GIVEN TASK A => Extract the passage of the lab exercise description between "KTH / CSC /" and "you have one.", inclusive.

################

KTH / CSC / Kurser / DT2140

DT2140 Multimodal interfaces

Laboratory exercise 3: Multimodal speech interfaces

Task: To build a simple speech-driven interface with a talking head to the object manipulation in Processing (lab exercise 2) and sound manipulation in pd (lab exercise 1).
The objective of the exercise is to give the students a basic hands-on experience with speech synthesis and speech recognition components as well as illustrating the benefit of using alternative modalities and the importance of efficient confirmation and correction management.
Software & equipment: The CSLU toolkit, headphones and one microphone. Please bring your own headset/microphone if you have one.
Note: If you wish, it is possible to download the CSLU toolkit to your own computer and do (much of) the task on your own (to do it entirely, including the communication with other programs, you also need the tcl package udp, Processing and pd on your computer). If you do, you should save your solution as a .rad-file and present it at the scheduled exercise session.

################

GIVEN TASK B => Copy the lines of the entries between the lines holding "kps-label: КПС:: [7, 213, 33, 225]" and "nfa-movement-field[interactable]: Списано на", inclusive.

################

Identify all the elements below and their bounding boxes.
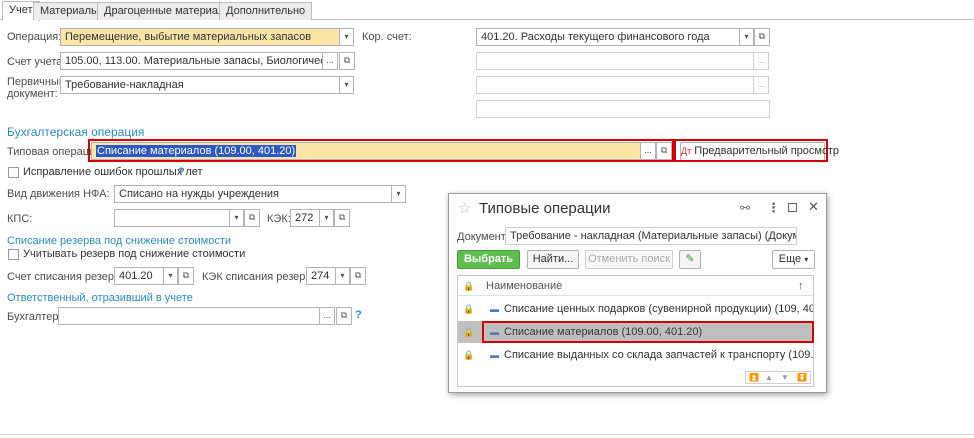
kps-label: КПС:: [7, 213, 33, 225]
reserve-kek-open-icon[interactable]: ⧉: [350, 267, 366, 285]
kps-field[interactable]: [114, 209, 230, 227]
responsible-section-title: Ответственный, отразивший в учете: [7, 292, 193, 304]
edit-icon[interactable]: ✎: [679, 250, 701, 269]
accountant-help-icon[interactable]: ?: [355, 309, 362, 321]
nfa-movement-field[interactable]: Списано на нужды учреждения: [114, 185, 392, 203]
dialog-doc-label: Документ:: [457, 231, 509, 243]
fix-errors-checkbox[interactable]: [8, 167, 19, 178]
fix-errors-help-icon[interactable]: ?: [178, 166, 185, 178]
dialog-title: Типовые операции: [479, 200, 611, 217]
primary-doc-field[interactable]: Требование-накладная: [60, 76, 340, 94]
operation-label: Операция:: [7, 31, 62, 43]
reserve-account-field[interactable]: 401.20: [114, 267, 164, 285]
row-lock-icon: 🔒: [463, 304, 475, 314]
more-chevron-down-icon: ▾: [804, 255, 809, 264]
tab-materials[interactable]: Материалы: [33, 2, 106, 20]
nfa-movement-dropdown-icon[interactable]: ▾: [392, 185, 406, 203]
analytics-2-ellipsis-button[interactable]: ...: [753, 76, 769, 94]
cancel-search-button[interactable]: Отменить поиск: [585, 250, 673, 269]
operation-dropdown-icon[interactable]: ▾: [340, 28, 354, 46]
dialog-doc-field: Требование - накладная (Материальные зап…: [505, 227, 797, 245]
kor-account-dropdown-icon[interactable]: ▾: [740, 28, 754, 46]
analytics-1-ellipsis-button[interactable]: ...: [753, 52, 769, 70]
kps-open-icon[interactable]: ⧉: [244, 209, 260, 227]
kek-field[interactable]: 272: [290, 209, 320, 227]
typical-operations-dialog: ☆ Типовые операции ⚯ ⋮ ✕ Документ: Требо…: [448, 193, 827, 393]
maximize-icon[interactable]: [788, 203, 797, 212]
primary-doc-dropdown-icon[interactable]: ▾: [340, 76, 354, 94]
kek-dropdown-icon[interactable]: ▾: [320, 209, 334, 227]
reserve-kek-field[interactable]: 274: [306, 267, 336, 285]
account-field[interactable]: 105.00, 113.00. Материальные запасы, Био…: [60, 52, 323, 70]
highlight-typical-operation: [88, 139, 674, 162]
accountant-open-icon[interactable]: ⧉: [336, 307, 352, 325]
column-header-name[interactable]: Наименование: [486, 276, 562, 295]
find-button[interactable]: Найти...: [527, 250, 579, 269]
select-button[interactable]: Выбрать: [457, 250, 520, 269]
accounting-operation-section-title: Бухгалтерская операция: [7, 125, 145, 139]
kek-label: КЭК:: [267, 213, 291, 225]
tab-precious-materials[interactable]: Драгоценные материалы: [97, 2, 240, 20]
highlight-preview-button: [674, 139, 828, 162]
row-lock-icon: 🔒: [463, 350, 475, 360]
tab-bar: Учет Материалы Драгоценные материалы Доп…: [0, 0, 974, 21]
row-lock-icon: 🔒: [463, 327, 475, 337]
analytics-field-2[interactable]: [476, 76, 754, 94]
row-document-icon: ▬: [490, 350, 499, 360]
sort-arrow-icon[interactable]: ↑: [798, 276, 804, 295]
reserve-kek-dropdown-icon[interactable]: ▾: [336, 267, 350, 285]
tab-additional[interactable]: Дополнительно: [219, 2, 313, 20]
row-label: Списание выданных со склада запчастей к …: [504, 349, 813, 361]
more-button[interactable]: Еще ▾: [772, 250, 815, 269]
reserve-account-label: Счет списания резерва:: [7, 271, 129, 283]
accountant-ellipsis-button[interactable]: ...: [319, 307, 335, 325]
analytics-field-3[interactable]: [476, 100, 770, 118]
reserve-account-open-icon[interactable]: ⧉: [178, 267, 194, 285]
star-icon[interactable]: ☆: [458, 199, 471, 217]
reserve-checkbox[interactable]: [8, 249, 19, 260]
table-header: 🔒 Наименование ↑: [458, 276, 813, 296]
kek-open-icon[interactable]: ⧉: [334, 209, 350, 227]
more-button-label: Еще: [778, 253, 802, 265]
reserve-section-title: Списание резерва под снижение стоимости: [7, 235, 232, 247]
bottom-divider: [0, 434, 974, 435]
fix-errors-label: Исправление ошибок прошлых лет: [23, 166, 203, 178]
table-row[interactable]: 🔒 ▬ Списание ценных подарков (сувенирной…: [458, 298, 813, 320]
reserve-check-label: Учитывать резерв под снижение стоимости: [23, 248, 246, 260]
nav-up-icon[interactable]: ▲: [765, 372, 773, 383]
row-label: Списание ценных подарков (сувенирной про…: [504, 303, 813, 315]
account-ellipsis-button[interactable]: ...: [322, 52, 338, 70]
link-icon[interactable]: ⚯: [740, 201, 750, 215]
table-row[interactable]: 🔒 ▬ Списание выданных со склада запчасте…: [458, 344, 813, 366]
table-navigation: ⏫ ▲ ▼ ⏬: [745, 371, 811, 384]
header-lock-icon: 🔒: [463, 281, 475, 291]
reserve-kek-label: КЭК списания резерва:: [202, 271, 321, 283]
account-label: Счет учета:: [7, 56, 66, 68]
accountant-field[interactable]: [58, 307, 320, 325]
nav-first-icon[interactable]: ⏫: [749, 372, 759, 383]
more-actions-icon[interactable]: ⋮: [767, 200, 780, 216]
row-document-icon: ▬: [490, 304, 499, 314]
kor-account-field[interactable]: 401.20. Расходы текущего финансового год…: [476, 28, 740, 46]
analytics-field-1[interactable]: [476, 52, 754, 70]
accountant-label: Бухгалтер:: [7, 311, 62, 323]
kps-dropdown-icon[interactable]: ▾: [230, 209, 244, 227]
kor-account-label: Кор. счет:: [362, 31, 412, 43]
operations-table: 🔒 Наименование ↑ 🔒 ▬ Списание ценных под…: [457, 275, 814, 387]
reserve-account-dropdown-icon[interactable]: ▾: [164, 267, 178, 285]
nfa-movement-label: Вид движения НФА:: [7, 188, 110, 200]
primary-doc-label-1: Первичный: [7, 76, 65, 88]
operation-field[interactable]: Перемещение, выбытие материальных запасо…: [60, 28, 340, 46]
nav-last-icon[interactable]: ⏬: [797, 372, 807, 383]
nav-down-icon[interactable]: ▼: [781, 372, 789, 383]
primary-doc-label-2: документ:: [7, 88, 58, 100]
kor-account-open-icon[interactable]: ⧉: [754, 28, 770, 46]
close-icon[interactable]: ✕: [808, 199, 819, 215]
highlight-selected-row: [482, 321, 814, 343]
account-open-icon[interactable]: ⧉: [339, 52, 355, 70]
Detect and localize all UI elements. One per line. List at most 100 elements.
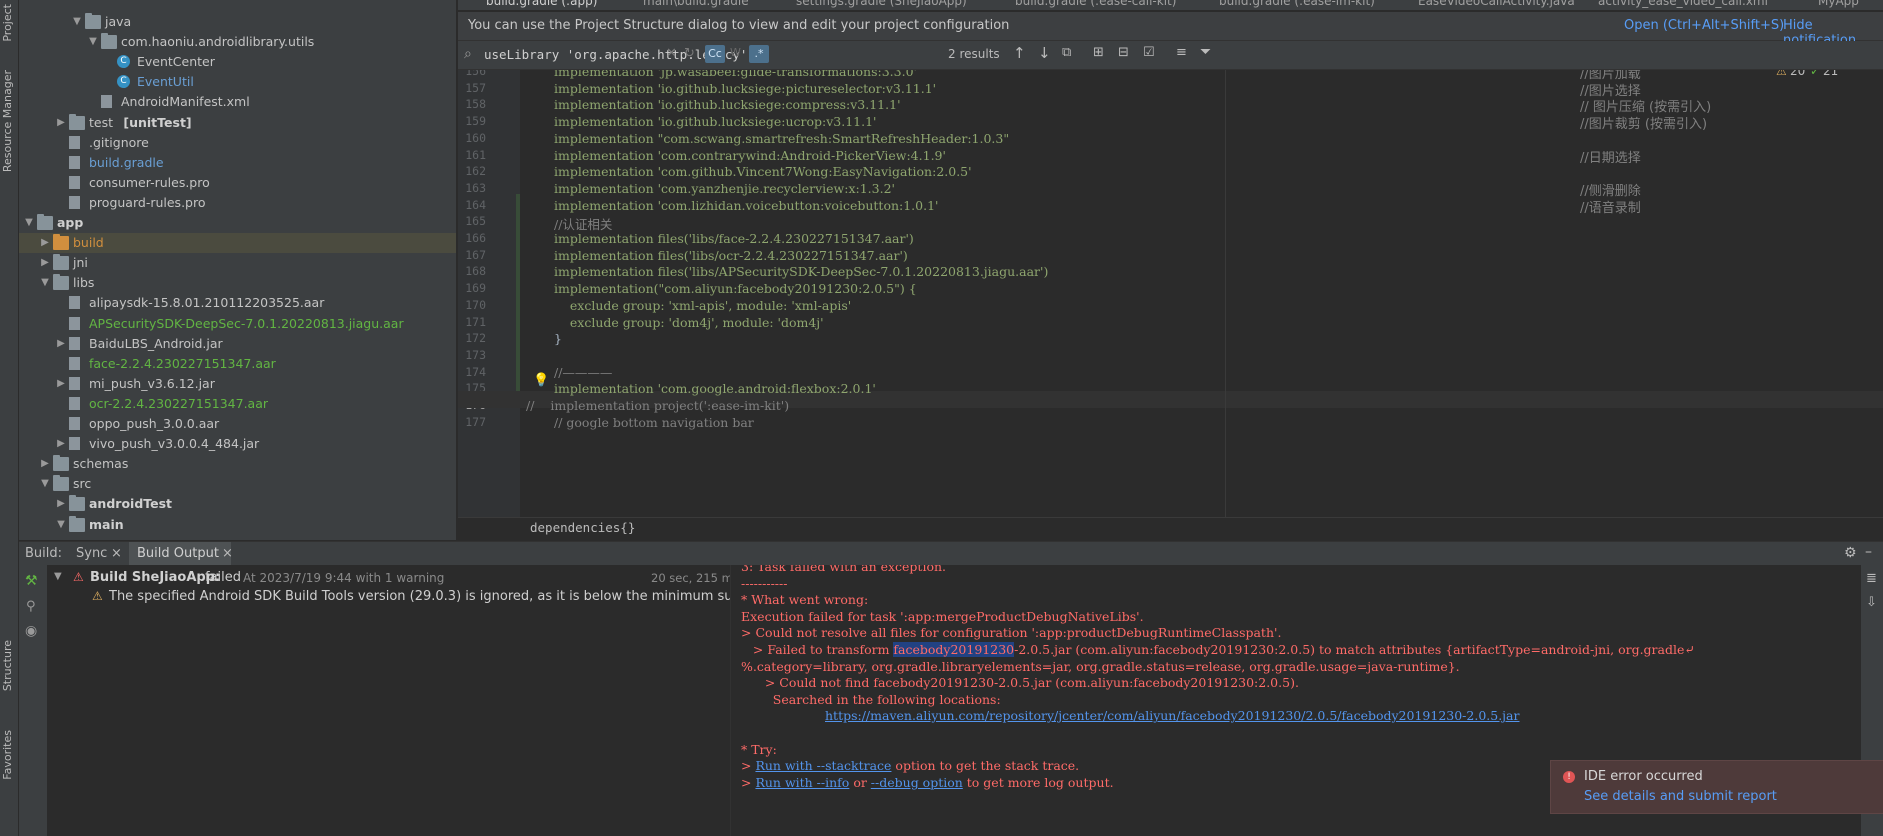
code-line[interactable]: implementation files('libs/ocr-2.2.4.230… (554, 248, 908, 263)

################

FULL OUTPUT A =>
KTH / CSC / Kurser / DT2140

DT2140 Multimodal interfaces

Laboratory exercise 3: Multimodal speech interfaces

Task: To build a simple speech-driven interface with a talking head to the object manipulation in Processing (lab exercise 2) and sound manipulation in pd (lab exercise 1).
The objective of the exercise is to give the students a basic hands-on experience with speech synthesis and speech recognition components as well as illustrating the benefit of using alternative modalities and the importance of efficient confirmation and correction management.
Software & equipment: The CSLU toolkit, headphones and one microphone. Please bring your own headset/microphone if you have one.

FULL OUTPUT B =>
kps-label: КПС:: [7, 213, 33, 225]
reserve-kek-open-icon[interactable]: ⧉: [350, 267, 366, 285]
kps-field[interactable]: [114, 209, 230, 227]
responsible-section-title: Ответственный, отразивший в учете: [7, 292, 193, 304]
edit-icon[interactable]: ✎: [679, 250, 701, 269]
accountant-help-icon[interactable]: ?: [355, 309, 362, 321]
nfa-movement-field[interactable]: Списано на нужды учреждения: [114, 185, 392, 203]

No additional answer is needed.